◆ **CHALLENGE**:
Beneath this task is a listing. State how many of its lines include the string "Downloads", giving nothing but the number.

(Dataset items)
※

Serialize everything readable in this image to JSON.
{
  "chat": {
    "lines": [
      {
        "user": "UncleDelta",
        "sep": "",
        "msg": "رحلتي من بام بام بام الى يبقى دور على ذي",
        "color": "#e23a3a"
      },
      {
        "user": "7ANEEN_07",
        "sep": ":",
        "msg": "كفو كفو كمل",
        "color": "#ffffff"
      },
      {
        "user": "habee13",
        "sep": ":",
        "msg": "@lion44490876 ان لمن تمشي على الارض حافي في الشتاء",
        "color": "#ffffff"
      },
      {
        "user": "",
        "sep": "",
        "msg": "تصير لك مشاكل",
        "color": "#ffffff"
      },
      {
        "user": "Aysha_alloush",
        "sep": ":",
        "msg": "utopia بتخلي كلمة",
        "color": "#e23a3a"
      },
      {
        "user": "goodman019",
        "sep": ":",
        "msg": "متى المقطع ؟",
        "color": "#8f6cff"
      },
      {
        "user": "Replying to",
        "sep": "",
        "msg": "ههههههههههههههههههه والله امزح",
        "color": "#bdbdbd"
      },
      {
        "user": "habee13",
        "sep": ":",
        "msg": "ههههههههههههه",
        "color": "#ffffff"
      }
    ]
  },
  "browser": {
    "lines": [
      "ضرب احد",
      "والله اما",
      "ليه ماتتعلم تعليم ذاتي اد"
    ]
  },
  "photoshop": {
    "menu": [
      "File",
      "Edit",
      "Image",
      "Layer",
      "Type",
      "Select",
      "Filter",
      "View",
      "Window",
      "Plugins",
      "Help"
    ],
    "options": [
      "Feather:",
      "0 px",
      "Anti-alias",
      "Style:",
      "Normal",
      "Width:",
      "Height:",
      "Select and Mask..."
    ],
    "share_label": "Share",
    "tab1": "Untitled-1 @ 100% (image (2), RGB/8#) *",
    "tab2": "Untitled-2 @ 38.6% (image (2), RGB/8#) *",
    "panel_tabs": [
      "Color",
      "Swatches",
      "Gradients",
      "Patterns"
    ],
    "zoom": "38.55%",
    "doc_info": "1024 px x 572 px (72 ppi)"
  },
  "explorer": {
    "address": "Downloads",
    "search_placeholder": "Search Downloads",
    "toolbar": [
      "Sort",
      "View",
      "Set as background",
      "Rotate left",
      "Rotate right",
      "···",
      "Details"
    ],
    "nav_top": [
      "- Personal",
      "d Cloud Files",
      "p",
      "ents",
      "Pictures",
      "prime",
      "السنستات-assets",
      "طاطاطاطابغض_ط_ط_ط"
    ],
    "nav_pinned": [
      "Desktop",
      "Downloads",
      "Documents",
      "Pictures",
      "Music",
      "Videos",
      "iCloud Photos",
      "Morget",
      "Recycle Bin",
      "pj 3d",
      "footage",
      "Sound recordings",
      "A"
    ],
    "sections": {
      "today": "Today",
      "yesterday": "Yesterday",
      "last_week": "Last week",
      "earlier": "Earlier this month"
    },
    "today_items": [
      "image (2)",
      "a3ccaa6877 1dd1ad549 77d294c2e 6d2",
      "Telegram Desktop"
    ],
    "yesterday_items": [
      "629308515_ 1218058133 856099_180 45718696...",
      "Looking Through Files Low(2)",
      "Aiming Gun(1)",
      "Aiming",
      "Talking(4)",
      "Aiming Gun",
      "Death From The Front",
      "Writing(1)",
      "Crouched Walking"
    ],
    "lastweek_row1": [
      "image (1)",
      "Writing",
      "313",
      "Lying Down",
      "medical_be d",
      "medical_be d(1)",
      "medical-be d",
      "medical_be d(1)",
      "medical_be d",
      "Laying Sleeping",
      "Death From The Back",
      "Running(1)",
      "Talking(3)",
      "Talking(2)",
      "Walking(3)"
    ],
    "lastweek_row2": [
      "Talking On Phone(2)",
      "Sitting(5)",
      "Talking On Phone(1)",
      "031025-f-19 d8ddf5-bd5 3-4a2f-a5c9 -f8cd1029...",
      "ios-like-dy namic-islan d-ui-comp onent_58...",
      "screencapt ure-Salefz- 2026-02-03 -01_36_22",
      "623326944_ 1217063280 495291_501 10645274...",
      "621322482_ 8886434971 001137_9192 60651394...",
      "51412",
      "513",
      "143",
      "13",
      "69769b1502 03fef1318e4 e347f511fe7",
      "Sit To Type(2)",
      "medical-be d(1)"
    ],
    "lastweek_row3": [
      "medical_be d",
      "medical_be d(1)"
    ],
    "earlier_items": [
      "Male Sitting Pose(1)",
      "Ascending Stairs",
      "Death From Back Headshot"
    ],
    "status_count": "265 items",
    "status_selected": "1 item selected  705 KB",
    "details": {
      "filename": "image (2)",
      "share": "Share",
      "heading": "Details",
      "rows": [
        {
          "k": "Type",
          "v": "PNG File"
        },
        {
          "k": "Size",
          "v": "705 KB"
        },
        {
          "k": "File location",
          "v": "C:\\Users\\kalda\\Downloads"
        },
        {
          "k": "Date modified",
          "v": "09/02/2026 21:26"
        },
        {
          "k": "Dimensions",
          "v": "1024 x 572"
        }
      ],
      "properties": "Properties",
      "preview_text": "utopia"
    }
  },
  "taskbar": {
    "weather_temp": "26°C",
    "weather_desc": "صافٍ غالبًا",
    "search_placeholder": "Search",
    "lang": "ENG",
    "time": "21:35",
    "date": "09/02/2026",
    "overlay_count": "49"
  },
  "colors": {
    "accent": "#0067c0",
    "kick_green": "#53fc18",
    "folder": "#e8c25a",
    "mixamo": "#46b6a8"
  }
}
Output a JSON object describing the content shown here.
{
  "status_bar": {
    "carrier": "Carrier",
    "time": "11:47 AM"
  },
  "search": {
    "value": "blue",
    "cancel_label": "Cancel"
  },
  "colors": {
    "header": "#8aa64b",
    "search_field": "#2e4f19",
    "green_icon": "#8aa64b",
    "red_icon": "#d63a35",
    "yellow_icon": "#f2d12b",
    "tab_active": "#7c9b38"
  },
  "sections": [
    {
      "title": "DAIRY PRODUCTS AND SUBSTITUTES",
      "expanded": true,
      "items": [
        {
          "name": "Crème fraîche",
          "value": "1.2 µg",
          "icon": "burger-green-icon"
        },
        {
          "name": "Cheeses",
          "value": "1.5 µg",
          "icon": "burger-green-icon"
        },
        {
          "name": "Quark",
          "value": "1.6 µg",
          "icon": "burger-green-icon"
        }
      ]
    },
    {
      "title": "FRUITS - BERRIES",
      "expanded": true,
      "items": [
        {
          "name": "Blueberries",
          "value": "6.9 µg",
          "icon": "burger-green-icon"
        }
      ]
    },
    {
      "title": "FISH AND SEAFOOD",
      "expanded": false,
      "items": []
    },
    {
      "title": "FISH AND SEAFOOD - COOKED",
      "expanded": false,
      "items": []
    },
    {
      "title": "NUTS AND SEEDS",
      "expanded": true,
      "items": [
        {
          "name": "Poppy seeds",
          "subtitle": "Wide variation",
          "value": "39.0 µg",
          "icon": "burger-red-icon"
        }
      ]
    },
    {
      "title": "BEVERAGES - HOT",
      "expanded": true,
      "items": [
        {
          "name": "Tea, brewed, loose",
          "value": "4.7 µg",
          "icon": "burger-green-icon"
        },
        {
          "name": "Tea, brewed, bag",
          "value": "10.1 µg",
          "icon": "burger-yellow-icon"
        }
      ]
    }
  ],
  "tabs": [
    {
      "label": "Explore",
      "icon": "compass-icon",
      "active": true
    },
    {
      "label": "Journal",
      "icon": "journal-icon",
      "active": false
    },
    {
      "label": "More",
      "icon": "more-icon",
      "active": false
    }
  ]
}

※

◆ **ANSWER**:
4